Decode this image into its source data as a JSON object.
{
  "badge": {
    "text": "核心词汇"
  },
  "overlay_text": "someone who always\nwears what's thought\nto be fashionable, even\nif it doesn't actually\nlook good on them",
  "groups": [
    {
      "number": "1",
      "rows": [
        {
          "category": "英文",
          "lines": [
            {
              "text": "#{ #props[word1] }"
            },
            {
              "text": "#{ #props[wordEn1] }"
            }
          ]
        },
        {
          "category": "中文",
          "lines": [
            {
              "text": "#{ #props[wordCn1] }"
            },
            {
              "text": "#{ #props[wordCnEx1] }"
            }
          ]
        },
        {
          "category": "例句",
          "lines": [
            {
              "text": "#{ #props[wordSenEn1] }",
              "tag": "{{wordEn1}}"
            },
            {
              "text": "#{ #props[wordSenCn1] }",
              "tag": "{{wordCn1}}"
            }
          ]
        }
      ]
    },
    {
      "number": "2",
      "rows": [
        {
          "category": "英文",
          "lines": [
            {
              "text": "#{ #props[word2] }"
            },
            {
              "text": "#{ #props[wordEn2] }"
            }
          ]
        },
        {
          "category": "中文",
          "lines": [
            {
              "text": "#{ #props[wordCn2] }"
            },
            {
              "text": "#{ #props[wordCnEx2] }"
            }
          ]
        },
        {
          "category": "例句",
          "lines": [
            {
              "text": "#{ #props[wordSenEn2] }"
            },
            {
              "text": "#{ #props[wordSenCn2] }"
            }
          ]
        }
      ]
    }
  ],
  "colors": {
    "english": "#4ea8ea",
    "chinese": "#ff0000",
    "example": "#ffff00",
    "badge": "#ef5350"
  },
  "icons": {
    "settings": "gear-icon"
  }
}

# The request
Set down all of the data above, word for word.

# Answer to the problem
Decode this image into its source data as a JSON object.
{
  "badge": {
    "text": "核心词汇"
  },
  "overlay_text": "someone who always\nwears what's thought\nto be fashionable, even\nif it doesn't actually\nlook good on them",
  "groups": [
    {
      "number": "1",
      "rows": [
        {
          "category": "英文",
          "lines": [
            {
              "text": "#{ #props[word1] }"
            },
            {
              "text": "#{ #props[wordEn1] }"
            }
          ]
        },
        {
          "category": "中文",
          "lines": [
            {
              "text": "#{ #props[wordCn1] }"
            },
            {
              "text": "#{ #props[wordCnEx1] }"
            }
          ]
        },
        {
          "category": "例句",
          "lines": [
            {
              "text": "#{ #props[wordSenEn1] }",
              "tag": "{{wordEn1}}"
            },
            {
              "text": "#{ #props[wordSenCn1] }",
              "tag": "{{wordCn1}}"
            }
          ]
        }
      ]
    },
    {
      "number": "2",
      "rows": [
        {
          "category": "英文",
          "lines": [
            {
              "text": "#{ #props[word2] }"
            },
            {
              "text": "#{ #props[wordEn2] }"
            }
          ]
        },
        {
          "category": "中文",
          "lines": [
            {
              "text": "#{ #props[wordCn2] }"
            },
            {
              "text": "#{ #props[wordCnEx2] }"
            }
          ]
        },
        {
          "category": "例句",
          "lines": [
            {
              "text": "#{ #props[wordSenEn2] }"
            },
            {
              "text": "#{ #props[wordSenCn2] }"
            }
          ]
        }
      ]
    }
  ],
  "colors": {
    "english": "#4ea8ea",
    "chinese": "#ff0000",
    "example": "#ffff00",
    "badge": "#ef5350"
  },
  "icons": {
    "settings": "gear-icon"
  }
}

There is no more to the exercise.